## Exercise goal
Can you turn each line of the data below into a JSON list of strings, one string per line, with blank lines and pictures left out?

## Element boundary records
┏━━
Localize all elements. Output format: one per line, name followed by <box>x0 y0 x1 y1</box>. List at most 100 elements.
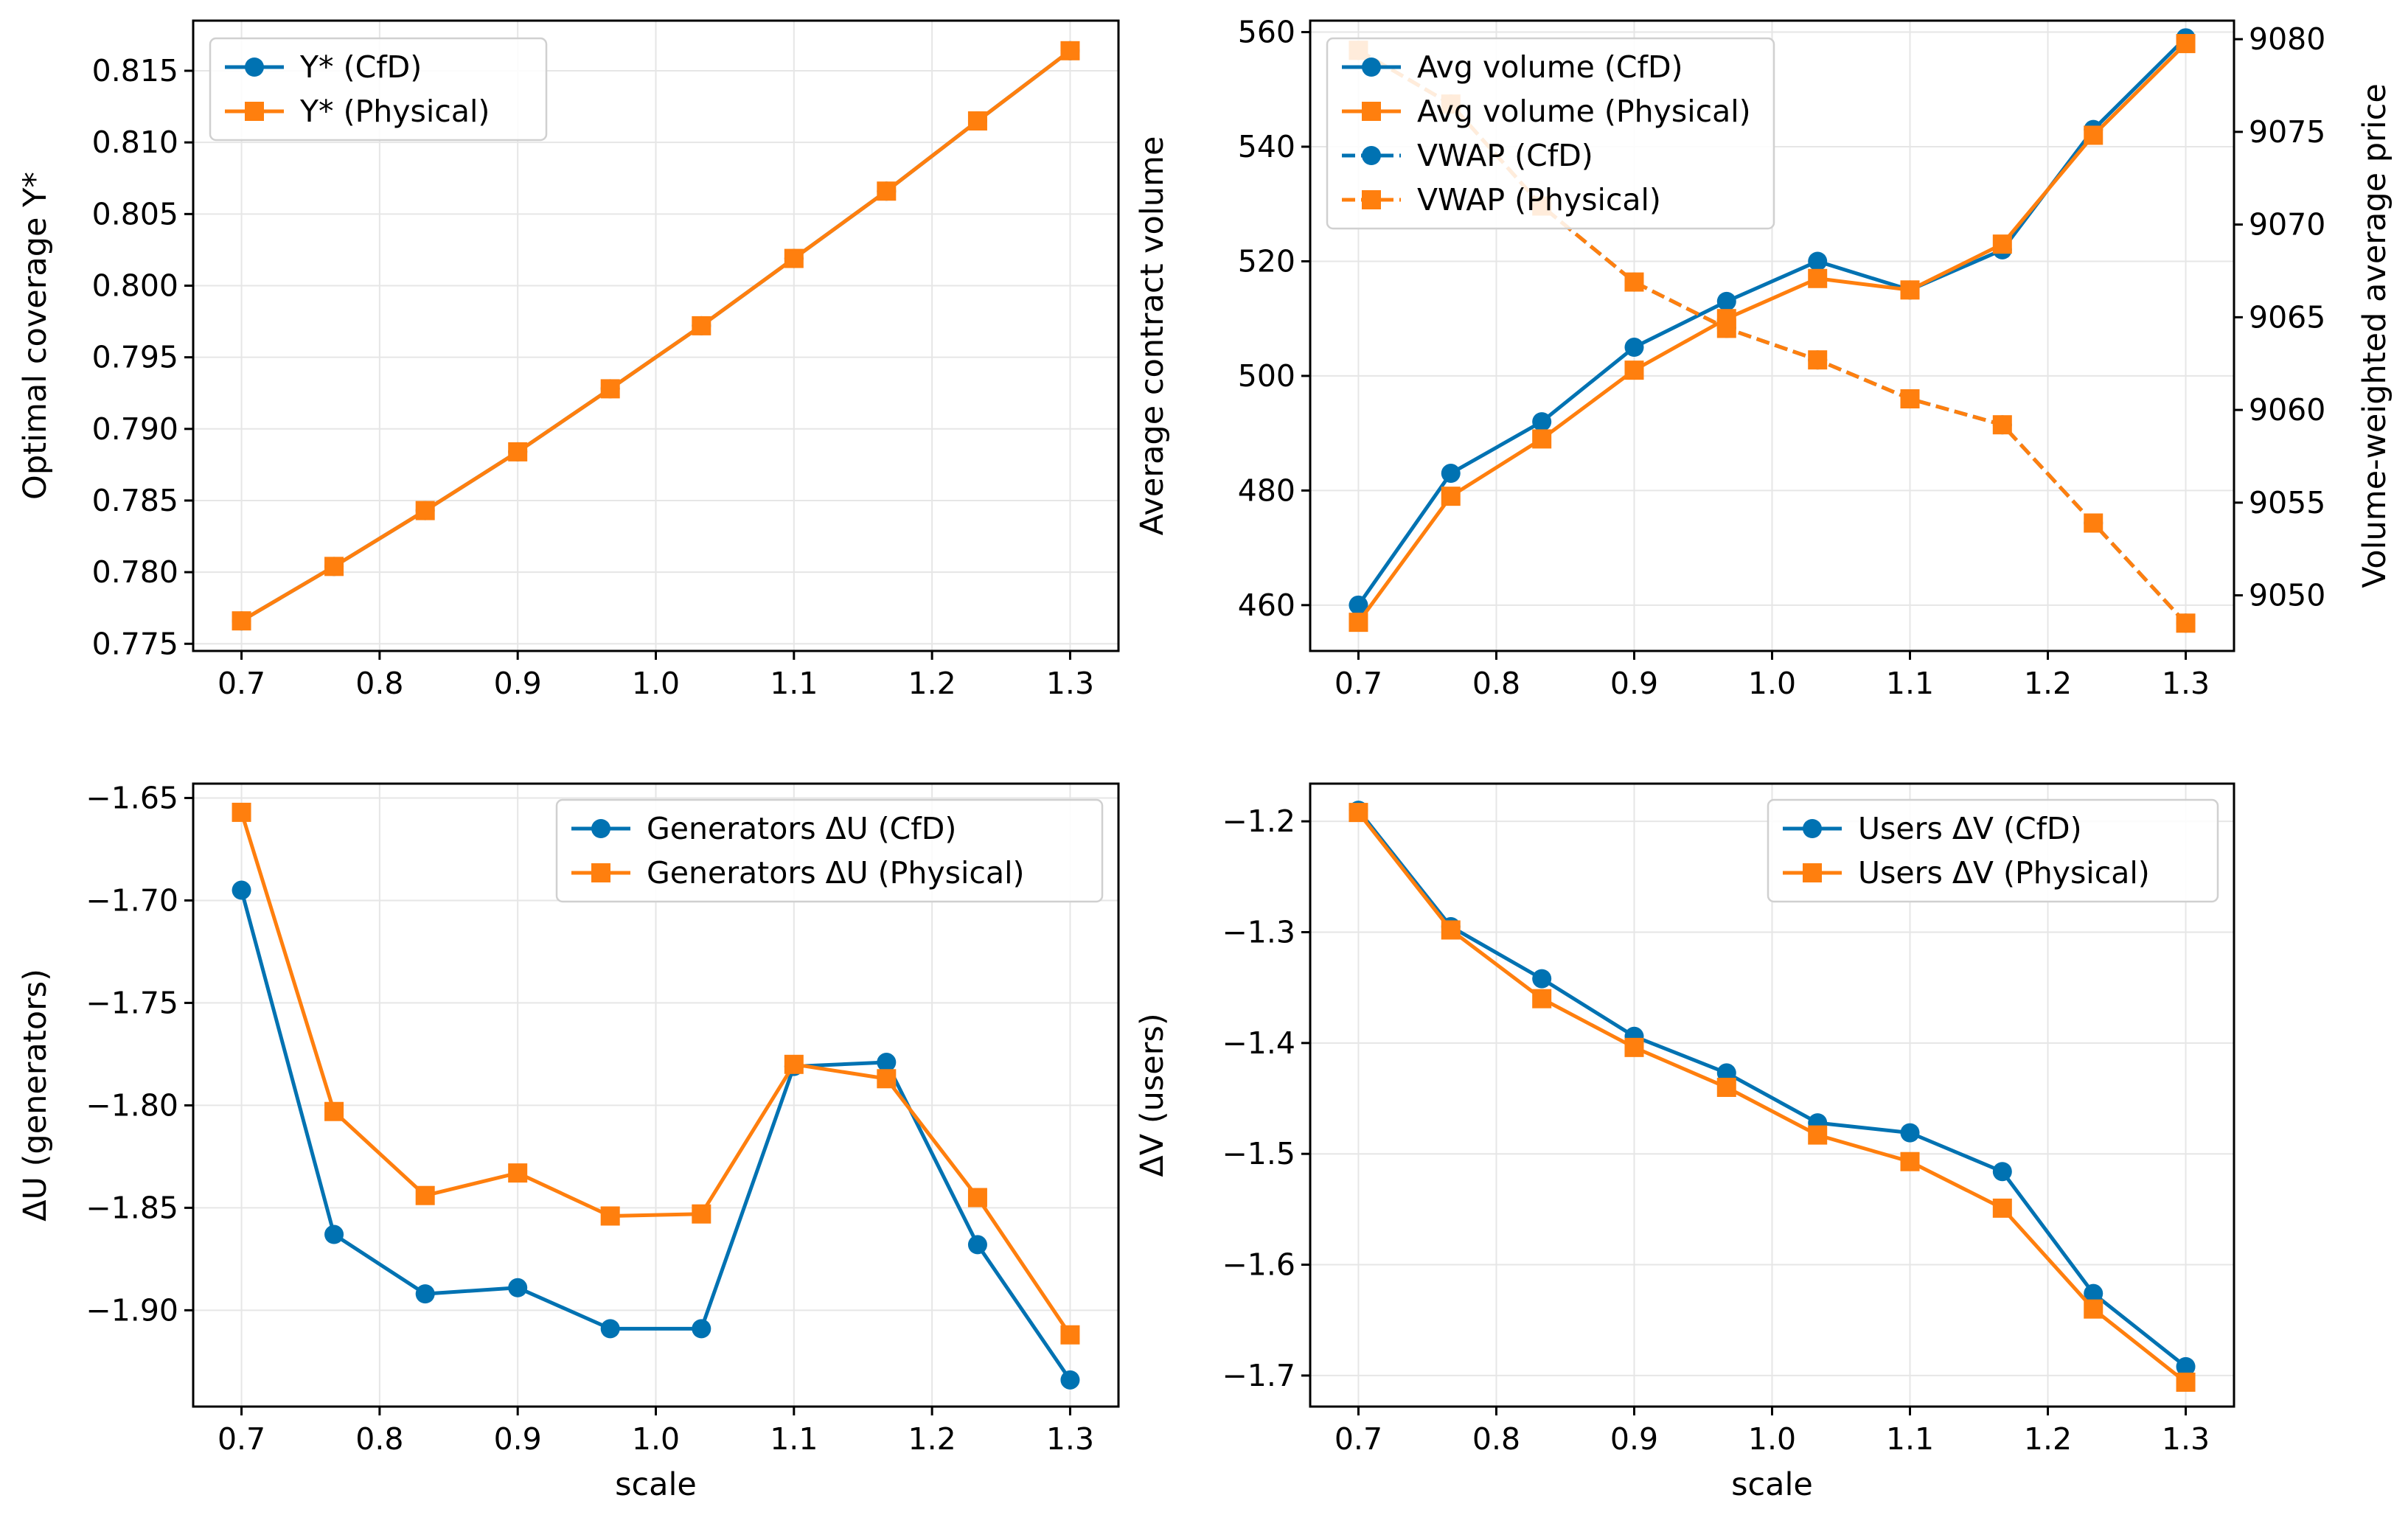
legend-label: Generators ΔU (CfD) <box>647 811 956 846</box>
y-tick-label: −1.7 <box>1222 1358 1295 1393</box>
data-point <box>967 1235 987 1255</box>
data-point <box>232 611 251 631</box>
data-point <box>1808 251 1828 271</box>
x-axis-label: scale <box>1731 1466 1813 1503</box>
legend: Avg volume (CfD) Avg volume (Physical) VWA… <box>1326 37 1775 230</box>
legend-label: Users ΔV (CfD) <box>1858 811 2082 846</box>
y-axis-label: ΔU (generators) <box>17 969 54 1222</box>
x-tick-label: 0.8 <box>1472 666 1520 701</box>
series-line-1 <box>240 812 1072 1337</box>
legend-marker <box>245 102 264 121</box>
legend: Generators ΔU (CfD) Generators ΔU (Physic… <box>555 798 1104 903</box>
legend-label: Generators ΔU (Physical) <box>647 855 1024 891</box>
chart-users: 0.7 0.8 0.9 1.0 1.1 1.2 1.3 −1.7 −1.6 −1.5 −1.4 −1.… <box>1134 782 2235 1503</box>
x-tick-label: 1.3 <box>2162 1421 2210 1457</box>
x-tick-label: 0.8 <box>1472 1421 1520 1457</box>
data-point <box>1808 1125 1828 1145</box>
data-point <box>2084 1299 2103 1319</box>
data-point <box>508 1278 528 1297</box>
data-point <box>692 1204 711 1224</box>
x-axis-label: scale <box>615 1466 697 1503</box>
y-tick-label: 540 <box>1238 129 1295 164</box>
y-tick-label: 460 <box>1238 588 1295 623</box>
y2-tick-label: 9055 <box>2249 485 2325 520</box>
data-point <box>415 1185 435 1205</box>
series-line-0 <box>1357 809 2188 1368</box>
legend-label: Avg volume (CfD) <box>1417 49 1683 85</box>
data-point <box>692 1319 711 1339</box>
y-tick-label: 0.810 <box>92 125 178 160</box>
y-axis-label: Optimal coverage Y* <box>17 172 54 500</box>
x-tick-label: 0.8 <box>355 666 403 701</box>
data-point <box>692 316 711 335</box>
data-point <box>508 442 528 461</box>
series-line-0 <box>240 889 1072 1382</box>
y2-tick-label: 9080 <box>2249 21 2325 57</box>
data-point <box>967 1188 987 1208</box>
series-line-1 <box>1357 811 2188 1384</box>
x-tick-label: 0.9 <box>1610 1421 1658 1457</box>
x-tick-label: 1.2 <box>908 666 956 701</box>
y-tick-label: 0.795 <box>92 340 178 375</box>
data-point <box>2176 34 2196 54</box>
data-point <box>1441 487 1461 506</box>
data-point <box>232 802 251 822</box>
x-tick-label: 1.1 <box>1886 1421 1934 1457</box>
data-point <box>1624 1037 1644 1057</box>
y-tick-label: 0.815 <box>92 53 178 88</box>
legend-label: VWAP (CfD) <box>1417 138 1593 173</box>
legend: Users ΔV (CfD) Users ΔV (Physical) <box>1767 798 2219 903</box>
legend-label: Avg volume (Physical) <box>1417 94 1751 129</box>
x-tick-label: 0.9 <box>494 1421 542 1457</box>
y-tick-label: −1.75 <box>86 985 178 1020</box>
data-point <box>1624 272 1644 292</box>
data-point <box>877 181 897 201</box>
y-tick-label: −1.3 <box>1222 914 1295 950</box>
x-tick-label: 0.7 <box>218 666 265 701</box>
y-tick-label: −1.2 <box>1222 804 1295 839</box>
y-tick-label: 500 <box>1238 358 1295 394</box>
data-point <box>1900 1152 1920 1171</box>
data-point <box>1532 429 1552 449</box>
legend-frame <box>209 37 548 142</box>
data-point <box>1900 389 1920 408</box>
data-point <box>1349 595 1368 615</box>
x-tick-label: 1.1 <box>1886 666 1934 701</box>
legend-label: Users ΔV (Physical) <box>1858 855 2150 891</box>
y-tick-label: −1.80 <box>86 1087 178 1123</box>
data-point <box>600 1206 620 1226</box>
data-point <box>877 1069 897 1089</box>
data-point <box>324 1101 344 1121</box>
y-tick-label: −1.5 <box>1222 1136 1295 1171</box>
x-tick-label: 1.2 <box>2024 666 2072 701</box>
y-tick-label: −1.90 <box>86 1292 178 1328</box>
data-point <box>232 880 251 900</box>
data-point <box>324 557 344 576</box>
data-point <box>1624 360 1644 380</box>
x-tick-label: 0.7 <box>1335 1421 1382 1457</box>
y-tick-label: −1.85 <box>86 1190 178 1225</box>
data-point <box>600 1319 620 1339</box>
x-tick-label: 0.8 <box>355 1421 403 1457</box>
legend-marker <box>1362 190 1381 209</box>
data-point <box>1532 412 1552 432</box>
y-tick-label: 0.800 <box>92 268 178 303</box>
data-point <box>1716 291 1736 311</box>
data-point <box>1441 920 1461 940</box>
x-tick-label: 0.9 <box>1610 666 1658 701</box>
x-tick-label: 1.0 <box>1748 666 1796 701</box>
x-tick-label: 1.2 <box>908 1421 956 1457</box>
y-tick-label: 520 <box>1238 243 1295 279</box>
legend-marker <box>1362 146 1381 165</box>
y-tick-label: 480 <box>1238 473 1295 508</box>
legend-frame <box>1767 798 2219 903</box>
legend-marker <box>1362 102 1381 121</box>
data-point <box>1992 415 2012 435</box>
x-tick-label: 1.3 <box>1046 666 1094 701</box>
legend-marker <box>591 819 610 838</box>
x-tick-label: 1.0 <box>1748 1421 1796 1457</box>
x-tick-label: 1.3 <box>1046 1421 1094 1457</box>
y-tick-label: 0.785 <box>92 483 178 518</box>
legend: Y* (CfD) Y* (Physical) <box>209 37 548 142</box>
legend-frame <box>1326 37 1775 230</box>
┗━━
## Task solution
[
  "Localize all elements. Output format: one per line, name followed by <box>x0 y0 x1 y1</box>. List at most 100 elements.",
  "legend-label: Generators ΔU (CfD) <box>647 811 956 846</box>",
  "y-tick-label: −1.7 <box>1222 1358 1295 1393</box>",
  "data-point <box>967 1235 987 1255</box>",
  "data-point <box>232 611 251 631</box>",
  "data-point <box>1808 251 1828 271</box>",
  "x-axis-label: scale <box>1731 1466 1813 1503</box>",
  "legend: Avg volume (CfD) Avg volume (Physical) VWA… <box>1326 37 1775 230</box>",
  "legend-label: Users ΔV (CfD) <box>1858 811 2082 846</box>",
  "y-axis-label: ΔU (generators) <box>17 969 54 1222</box>",
  "x-tick-label: 0.8 <box>1472 666 1520 701</box>",
  "series-line-1 <box>240 812 1072 1337</box>",
  "legend-marker <box>245 102 264 121</box>",
  "legend: Generators ΔU (CfD) Generators ΔU (Physic… <box>555 798 1104 903</box>",
  "legend-label: Generators ΔU (Physical) <box>647 855 1024 891</box>",
  "chart-users: 0.7 0.8 0.9 1.0 1.1 1.2 1.3 −1.7 −1.6 −1.5 −1.4 −1.… <box>1134 782 2235 1503</box>",
  "x-tick-label: 1.3 <box>2162 1421 2210 1457</box>",
  "x-tick-label: 0.8 <box>1472 1421 1520 1457</box>",
  "data-point <box>1808 1125 1828 1145</box>",
  "data-point <box>2084 1299 2103 1319</box>",
  "data-point <box>508 1278 528 1297</box>",
  "data-point <box>692 1204 711 1224</box>",
  "x-axis-label: scale <box>615 1466 697 1503</box>",
  "y-tick-label: 540 <box>1238 129 1295 164</box>",
  "y-tick-label: 460 <box>1238 588 1295 623</box>",
  "y2-tick-label: 9055 <box>2249 485 2325 520</box>",
  "data-point <box>415 1185 435 1205</box>",
  "series-line-0 <box>1357 809 2188 1368</box>",
  "legend-label: Avg volume (CfD) <box>1417 49 1683 85</box>",
  "data-point <box>692 1319 711 1339</box>",
  "y-tick-label: 0.810 <box>92 125 178 160</box>",
  "y-axis-label: Optimal coverage Y* <box>17 172 54 500</box>",
  "x-tick-label: 0.8 <box>355 666 403 701</box>",
  "data-point <box>692 316 711 335</box>",
  "data-point <box>508 442 528 461</box>",
  "series-line-0 <box>240 889 1072 1382</box>",
  "y2-tick-label: 9080 <box>2249 21 2325 57</box>",
  "data-point <box>967 1188 987 1208</box>",
  "series-line-1 <box>1357 811 2188 1384</box>",
  "x-tick-label: 0.9 <box>1610 1421 1658 1457</box>",
  "x-tick-label: 1.2 <box>908 666 956 701</box>",
  "y-tick-label: 0.795 <box>92 340 178 375</box>",
  "data-point <box>2176 34 2196 54</box>",
  "data-point <box>1441 487 1461 506</box>",
  "data-point <box>232 802 251 822</box>",
  "x-tick-label: 1.1 <box>1886 1421 1934 1457</box>",
  "data-point <box>1624 1037 1644 1057</box>",
  "y-tick-label: 0.815 <box>92 53 178 88</box>",
  "legend-label: VWAP (CfD) <box>1417 138 1593 173</box>",
  "legend: Users ΔV (CfD) Users ΔV (Physical) <box>1767 798 2219 903</box>",
  "legend-label: Avg volume (Physical) <box>1417 94 1751 129</box>",
  "x-tick-label: 0.9 <box>494 1421 542 1457</box>",
  "y-tick-label: −1.75 <box>86 985 178 1020</box>",
  "data-point <box>1624 272 1644 292</box>",
  "data-point <box>877 181 897 201</box>",
  "y-tick-label: −1.3 <box>1222 914 1295 950</box>",
  "x-tick-label: 0.7 <box>218 666 265 701</box>",
  "y-tick-label: −1.2 <box>1222 804 1295 839</box>",
  "y-tick-label: 500 <box>1238 358 1295 394</box>",
  "data-point <box>1900 1152 1920 1171</box>",
  "data-point <box>1532 429 1552 449</box>",
  "legend-frame <box>209 37 548 142</box>",
  "data-point <box>1900 389 1920 408</box>",
  "data-point <box>1349 595 1368 615</box>",
  "x-tick-label: 1.1 <box>1886 666 1934 701</box>",
  "legend-label: Users ΔV (Physical) <box>1858 855 2150 891</box>",
  "y-tick-label: −1.80 <box>86 1087 178 1123</box>",
  "data-point <box>600 1206 620 1226</box>",
  "data-point <box>877 1069 897 1089</box>",
  "data-point <box>324 1101 344 1121</box>",
  "y-tick-label: −1.5 <box>1222 1136 1295 1171</box>",
  "x-tick-label: 1.2 <box>2024 666 2072 701</box>",
  "y-tick-label: −1.90 <box>86 1292 178 1328</box>",
  "data-point <box>232 880 251 900</box>",
  "data-point <box>324 557 344 576</box>",
  "data-point <box>1624 360 1644 380</box>",
  "x-tick-label: 0.7 <box>1335 1421 1382 1457</box>",
  "y-tick-label: −1.85 <box>86 1190 178 1225</box>",
  "data-point <box>600 1319 620 1339</box>",
  "x-tick-label: 0.8 <box>355 1421 403 1457</box>",
  "legend-marker <box>1362 190 1381 209</box>",
  "data-point <box>1532 412 1552 432</box>",
  "y-tick-label: 0.800 <box>92 268 178 303</box>",
  "data-point <box>1716 291 1736 311</box>",
  "data-point <box>1441 920 1461 940</box>",
  "x-tick-label: 0.9 <box>1610 666 1658 701</box>",
  "x-tick-label: 1.0 <box>1748 666 1796 701</box>",
  "x-tick-label: 1.2 <box>908 1421 956 1457</box>",
  "y-tick-label: 520 <box>1238 243 1295 279</box>",
  "legend-marker <box>1362 146 1381 165</box>",
  "y-tick-label: 480 <box>1238 473 1295 508</box>",
  "legend-frame <box>1767 798 2219 903</box>",
  "legend-marker <box>1362 102 1381 121</box>",
  "data-point <box>1992 415 2012 435</box>",
  "x-tick-label: 1.3 <box>1046 666 1094 701</box>",
  "legend-marker <box>591 819 610 838</box>",
  "x-tick-label: 1.0 <box>1748 1421 1796 1457</box>",
  "x-tick-label: 1.3 <box>1046 1421 1094 1457</box>",
  "y-tick-label: 0.785 <box>92 483 178 518</box>",
  "legend: Y* (CfD) Y* (Physical) <box>209 37 548 142</box>",
  "legend-frame <box>1326 37 1775 230</box>"
]